**PROBLEM STATEMENT**.
Restate all the material verbatim, except for the pictures.

----- PROVIDED MATERIAL

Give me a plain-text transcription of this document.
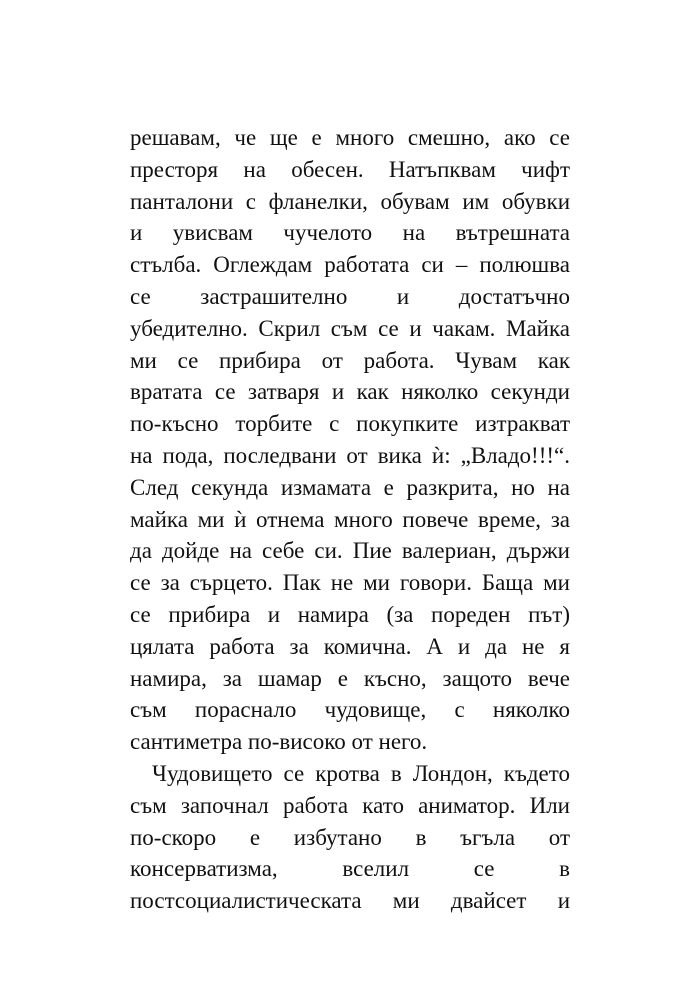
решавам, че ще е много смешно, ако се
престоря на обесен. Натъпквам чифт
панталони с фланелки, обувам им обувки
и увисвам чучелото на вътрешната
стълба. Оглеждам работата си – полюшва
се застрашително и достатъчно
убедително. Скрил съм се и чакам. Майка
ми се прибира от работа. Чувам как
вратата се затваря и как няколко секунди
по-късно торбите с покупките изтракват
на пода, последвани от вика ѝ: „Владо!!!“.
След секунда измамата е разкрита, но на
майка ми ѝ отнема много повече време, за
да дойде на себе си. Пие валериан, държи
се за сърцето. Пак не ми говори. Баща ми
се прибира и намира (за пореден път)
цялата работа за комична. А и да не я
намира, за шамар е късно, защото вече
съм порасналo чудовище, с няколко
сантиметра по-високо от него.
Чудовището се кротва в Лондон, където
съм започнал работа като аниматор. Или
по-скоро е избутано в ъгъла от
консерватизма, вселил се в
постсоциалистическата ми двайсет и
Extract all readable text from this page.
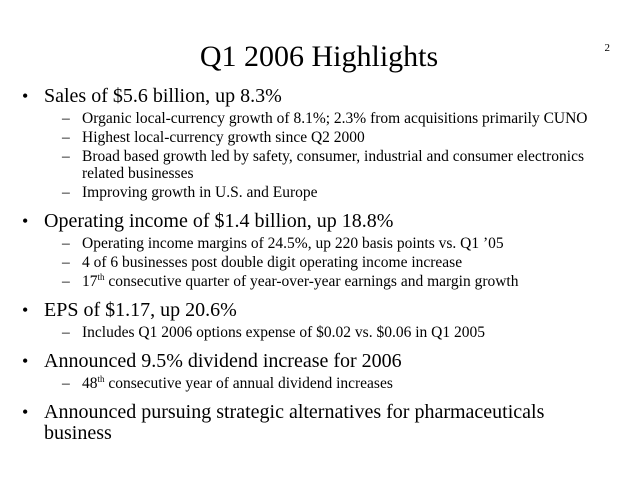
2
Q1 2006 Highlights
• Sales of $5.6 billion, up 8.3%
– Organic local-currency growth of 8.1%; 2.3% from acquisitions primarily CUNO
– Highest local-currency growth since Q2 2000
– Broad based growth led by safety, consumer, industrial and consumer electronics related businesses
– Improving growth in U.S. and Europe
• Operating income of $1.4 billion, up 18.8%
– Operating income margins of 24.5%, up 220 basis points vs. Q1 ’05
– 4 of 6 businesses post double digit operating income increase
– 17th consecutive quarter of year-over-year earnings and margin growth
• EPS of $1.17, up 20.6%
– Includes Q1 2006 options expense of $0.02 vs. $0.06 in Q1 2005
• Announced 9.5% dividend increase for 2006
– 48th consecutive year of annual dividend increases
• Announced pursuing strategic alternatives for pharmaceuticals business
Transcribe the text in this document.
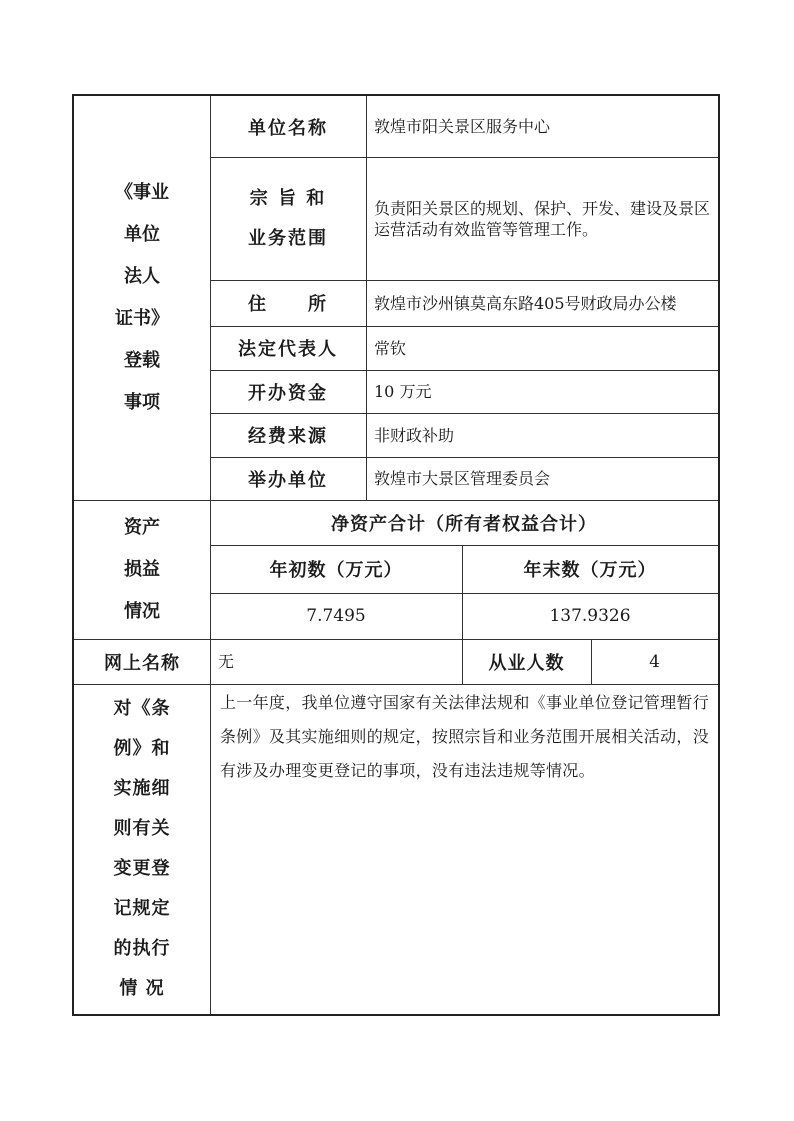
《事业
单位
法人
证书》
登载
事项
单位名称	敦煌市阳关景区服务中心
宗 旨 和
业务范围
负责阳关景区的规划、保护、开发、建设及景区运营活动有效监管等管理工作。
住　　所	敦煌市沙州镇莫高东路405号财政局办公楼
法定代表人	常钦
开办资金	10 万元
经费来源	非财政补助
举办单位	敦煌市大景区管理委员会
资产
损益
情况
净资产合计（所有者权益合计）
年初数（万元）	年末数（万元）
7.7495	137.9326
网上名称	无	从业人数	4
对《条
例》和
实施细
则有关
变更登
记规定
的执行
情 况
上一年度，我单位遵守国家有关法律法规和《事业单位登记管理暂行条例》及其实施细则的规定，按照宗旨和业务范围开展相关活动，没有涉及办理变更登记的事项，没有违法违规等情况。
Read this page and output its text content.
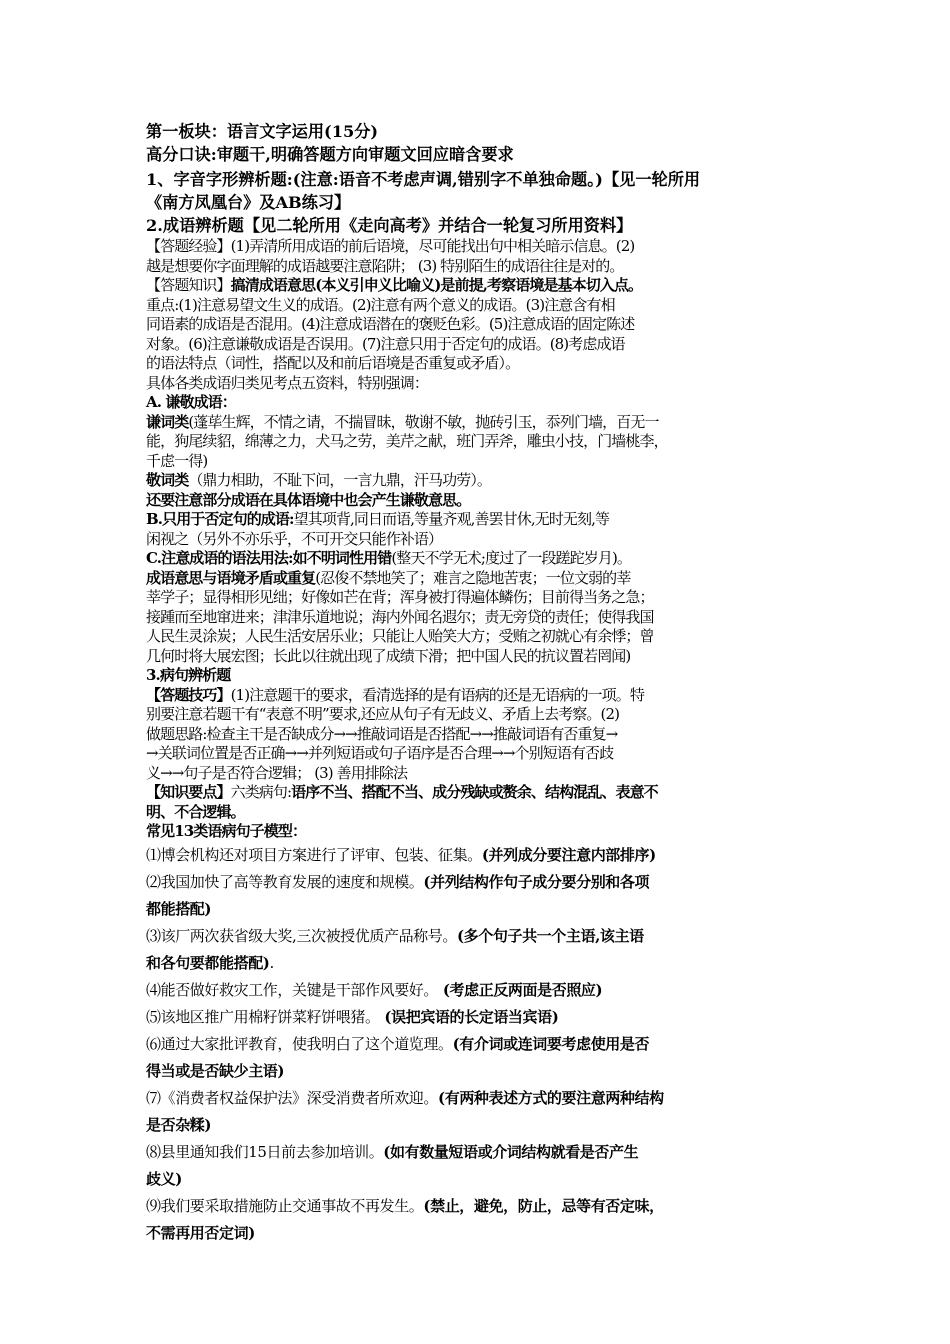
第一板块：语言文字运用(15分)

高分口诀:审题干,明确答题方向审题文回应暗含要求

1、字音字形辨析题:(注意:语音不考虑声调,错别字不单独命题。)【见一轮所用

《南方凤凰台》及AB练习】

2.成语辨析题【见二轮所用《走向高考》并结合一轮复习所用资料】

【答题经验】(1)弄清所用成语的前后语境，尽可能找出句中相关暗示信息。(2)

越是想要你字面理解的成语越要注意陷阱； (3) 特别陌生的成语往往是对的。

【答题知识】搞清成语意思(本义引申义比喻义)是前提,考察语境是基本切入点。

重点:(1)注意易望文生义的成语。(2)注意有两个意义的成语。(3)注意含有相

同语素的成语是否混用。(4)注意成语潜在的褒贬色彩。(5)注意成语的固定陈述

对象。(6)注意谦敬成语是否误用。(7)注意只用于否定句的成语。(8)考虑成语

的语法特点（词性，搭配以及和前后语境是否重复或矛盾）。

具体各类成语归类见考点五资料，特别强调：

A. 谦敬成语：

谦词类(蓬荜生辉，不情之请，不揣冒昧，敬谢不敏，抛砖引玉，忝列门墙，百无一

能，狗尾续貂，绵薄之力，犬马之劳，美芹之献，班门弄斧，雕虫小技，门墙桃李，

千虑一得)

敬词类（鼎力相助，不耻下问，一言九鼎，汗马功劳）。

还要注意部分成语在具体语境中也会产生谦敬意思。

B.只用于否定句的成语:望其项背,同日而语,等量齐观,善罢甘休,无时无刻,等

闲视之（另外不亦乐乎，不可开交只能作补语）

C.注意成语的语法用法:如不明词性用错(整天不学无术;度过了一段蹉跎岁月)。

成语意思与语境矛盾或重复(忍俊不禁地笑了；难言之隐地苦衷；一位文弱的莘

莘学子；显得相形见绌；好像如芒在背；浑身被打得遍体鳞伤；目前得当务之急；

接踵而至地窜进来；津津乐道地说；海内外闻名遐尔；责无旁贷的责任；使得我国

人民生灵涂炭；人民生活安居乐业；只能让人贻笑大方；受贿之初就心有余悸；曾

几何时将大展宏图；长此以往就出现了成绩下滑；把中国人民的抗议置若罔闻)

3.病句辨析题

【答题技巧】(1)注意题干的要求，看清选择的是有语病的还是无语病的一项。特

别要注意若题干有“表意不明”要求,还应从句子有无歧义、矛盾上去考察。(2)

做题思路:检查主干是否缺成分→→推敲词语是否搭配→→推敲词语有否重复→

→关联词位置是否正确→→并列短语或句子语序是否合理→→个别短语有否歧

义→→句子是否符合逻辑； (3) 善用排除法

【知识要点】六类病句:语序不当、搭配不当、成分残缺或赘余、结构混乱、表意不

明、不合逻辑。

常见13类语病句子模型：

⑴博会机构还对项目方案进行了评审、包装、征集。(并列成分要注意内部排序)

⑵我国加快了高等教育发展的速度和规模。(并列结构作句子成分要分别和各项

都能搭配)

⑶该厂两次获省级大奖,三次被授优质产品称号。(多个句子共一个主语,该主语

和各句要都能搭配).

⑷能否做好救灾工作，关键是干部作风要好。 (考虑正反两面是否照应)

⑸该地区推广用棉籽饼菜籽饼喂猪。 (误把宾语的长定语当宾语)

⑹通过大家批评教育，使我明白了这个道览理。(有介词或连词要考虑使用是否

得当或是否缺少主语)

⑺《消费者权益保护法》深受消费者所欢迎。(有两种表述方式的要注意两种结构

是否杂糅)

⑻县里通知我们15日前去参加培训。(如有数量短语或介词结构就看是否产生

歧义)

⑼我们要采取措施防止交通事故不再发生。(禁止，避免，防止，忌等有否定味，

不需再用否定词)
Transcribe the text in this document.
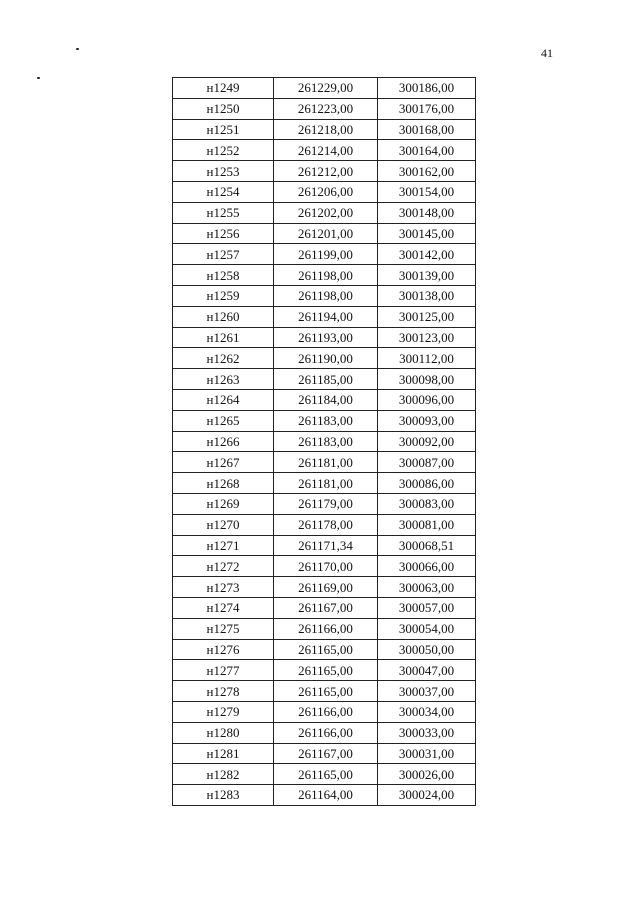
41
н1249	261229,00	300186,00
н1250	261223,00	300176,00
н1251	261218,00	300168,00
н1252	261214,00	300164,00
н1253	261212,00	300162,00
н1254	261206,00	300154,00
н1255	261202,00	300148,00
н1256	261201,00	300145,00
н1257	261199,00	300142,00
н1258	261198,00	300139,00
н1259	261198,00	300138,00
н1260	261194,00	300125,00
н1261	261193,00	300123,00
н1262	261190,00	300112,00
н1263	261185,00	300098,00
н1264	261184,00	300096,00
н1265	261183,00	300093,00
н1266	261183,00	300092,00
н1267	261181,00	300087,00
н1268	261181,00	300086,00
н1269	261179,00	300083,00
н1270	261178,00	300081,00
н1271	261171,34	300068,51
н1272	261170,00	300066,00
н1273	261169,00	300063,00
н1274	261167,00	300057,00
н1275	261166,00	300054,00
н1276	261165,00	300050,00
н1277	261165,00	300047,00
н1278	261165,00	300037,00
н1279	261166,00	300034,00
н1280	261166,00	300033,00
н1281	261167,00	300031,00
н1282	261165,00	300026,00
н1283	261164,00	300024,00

----------

**RESULT OF THIS EXERCISE**.
Give me a plain-text transcription of this document.
решавам, че ще е много смешно, ако се
престоря на обесен. Натъпквам чифт
панталони с фланелки, обувам им обувки
и увисвам чучелото на вътрешната
стълба. Оглеждам работата си – полюшва
се застрашително и достатъчно
убедително. Скрил съм се и чакам. Майка
ми се прибира от работа. Чувам как
вратата се затваря и как няколко секунди
по-късно торбите с покупките изтракват
на пода, последвани от вика ѝ: „Владо!!!“.
След секунда измамата е разкрита, но на
майка ми ѝ отнема много повече време, за
да дойде на себе си. Пие валериан, държи
се за сърцето. Пак не ми говори. Баща ми
се прибира и намира (за пореден път)
цялата работа за комична. А и да не я
намира, за шамар е късно, защото вече
съм порасналo чудовище, с няколко
сантиметра по-високо от него.
Чудовището се кротва в Лондон, където
съм започнал работа като аниматор. Или
по-скоро е избутано в ъгъла от
консерватизма, вселил се в
постсоциалистическата ми двайсет и
Extract all readable text from this page.
2
Q1 2006 Highlights
• Sales of $5.6 billion, up 8.3%
– Organic local-currency growth of 8.1%; 2.3% from acquisitions primarily CUNO
– Highest local-currency growth since Q2 2000
– Broad based growth led by safety, consumer, industrial and consumer electronics related businesses
– Improving growth in U.S. and Europe
• Operating income of $1.4 billion, up 18.8%
– Operating income margins of 24.5%, up 220 basis points vs. Q1 ’05
– 4 of 6 businesses post double digit operating income increase
– 17th consecutive quarter of year-over-year earnings and margin growth
• EPS of $1.17, up 20.6%
– Includes Q1 2006 options expense of $0.02 vs. $0.06 in Q1 2005
• Announced 9.5% dividend increase for 2006
– 48th consecutive year of annual dividend increases
• Announced pursuing strategic alternatives for pharmaceuticals business
Transcribe the text in this document.
《事业
单位
法人
证书》
登载
事项
单位名称	敦煌市阳关景区服务中心
宗 旨 和
业务范围
负责阳关景区的规划、保护、开发、建设及景区运营活动有效监管等管理工作。
住　　所	敦煌市沙州镇莫高东路405号财政局办公楼
法定代表人	常钦
开办资金	10 万元
经费来源	非财政补助
举办单位	敦煌市大景区管理委员会
资产
损益
情况
净资产合计（所有者权益合计）
年初数（万元）	年末数（万元）
7.7495	137.9326
网上名称	无	从业人数	4
对《条
例》和
实施细
则有关
变更登
记规定
的执行
情 况
上一年度，我单位遵守国家有关法律法规和《事业单位登记管理暂行条例》及其实施细则的规定，按照宗旨和业务范围开展相关活动，没有涉及办理变更登记的事项，没有违法违规等情况。
Read this page and output its text content.
第一板块：语言文字运用(15分)

高分口诀:审题干,明确答题方向审题文回应暗含要求

1、字音字形辨析题:(注意:语音不考虑声调,错别字不单独命题。)【见一轮所用

《南方凤凰台》及AB练习】

2.成语辨析题【见二轮所用《走向高考》并结合一轮复习所用资料】

【答题经验】(1)弄清所用成语的前后语境，尽可能找出句中相关暗示信息。(2)

越是想要你字面理解的成语越要注意陷阱； (3) 特别陌生的成语往往是对的。

【答题知识】搞清成语意思(本义引申义比喻义)是前提,考察语境是基本切入点。

重点:(1)注意易望文生义的成语。(2)注意有两个意义的成语。(3)注意含有相

同语素的成语是否混用。(4)注意成语潜在的褒贬色彩。(5)注意成语的固定陈述

对象。(6)注意谦敬成语是否误用。(7)注意只用于否定句的成语。(8)考虑成语

的语法特点（词性，搭配以及和前后语境是否重复或矛盾）。

具体各类成语归类见考点五资料，特别强调：

A. 谦敬成语：

谦词类(蓬荜生辉，不情之请，不揣冒昧，敬谢不敏，抛砖引玉，忝列门墙，百无一

能，狗尾续貂，绵薄之力，犬马之劳，美芹之献，班门弄斧，雕虫小技，门墙桃李，

千虑一得)

敬词类（鼎力相助，不耻下问，一言九鼎，汗马功劳）。

还要注意部分成语在具体语境中也会产生谦敬意思。

B.只用于否定句的成语:望其项背,同日而语,等量齐观,善罢甘休,无时无刻,等

闲视之（另外不亦乐乎，不可开交只能作补语）

C.注意成语的语法用法:如不明词性用错(整天不学无术;度过了一段蹉跎岁月)。

成语意思与语境矛盾或重复(忍俊不禁地笑了；难言之隐地苦衷；一位文弱的莘

莘学子；显得相形见绌；好像如芒在背；浑身被打得遍体鳞伤；目前得当务之急；

接踵而至地窜进来；津津乐道地说；海内外闻名遐尔；责无旁贷的责任；使得我国

人民生灵涂炭；人民生活安居乐业；只能让人贻笑大方；受贿之初就心有余悸；曾

几何时将大展宏图；长此以往就出现了成绩下滑；把中国人民的抗议置若罔闻)

3.病句辨析题

【答题技巧】(1)注意题干的要求，看清选择的是有语病的还是无语病的一项。特

别要注意若题干有“表意不明”要求,还应从句子有无歧义、矛盾上去考察。(2)

做题思路:检查主干是否缺成分→→推敲词语是否搭配→→推敲词语有否重复→

→关联词位置是否正确→→并列短语或句子语序是否合理→→个别短语有否歧

义→→句子是否符合逻辑； (3) 善用排除法

【知识要点】六类病句:语序不当、搭配不当、成分残缺或赘余、结构混乱、表意不

明、不合逻辑。

常见13类语病句子模型：

⑴博会机构还对项目方案进行了评审、包装、征集。(并列成分要注意内部排序)

⑵我国加快了高等教育发展的速度和规模。(并列结构作句子成分要分别和各项

都能搭配)

⑶该厂两次获省级大奖,三次被授优质产品称号。(多个句子共一个主语,该主语

和各句要都能搭配).

⑷能否做好救灾工作，关键是干部作风要好。 (考虑正反两面是否照应)

⑸该地区推广用棉籽饼菜籽饼喂猪。 (误把宾语的长定语当宾语)

⑹通过大家批评教育，使我明白了这个道览理。(有介词或连词要考虑使用是否

得当或是否缺少主语)

⑺《消费者权益保护法》深受消费者所欢迎。(有两种表述方式的要注意两种结构

是否杂糅)

⑻县里通知我们15日前去参加培训。(如有数量短语或介词结构就看是否产生

歧义)

⑼我们要采取措施防止交通事故不再发生。(禁止，避免，防止，忌等有否定味，

不需再用否定词)
Transcribe the text in this document.
41
н1249	261229,00	300186,00
н1250	261223,00	300176,00
н1251	261218,00	300168,00
н1252	261214,00	300164,00
н1253	261212,00	300162,00
н1254	261206,00	300154,00
н1255	261202,00	300148,00
н1256	261201,00	300145,00
н1257	261199,00	300142,00
н1258	261198,00	300139,00
н1259	261198,00	300138,00
н1260	261194,00	300125,00
н1261	261193,00	300123,00
н1262	261190,00	300112,00
н1263	261185,00	300098,00
н1264	261184,00	300096,00
н1265	261183,00	300093,00
н1266	261183,00	300092,00
н1267	261181,00	300087,00
н1268	261181,00	300086,00
н1269	261179,00	300083,00
н1270	261178,00	300081,00
н1271	261171,34	300068,51
н1272	261170,00	300066,00
н1273	261169,00	300063,00
н1274	261167,00	300057,00
н1275	261166,00	300054,00
н1276	261165,00	300050,00
н1277	261165,00	300047,00
н1278	261165,00	300037,00
н1279	261166,00	300034,00
н1280	261166,00	300033,00
н1281	261167,00	300031,00
н1282	261165,00	300026,00
н1283	261164,00	300024,00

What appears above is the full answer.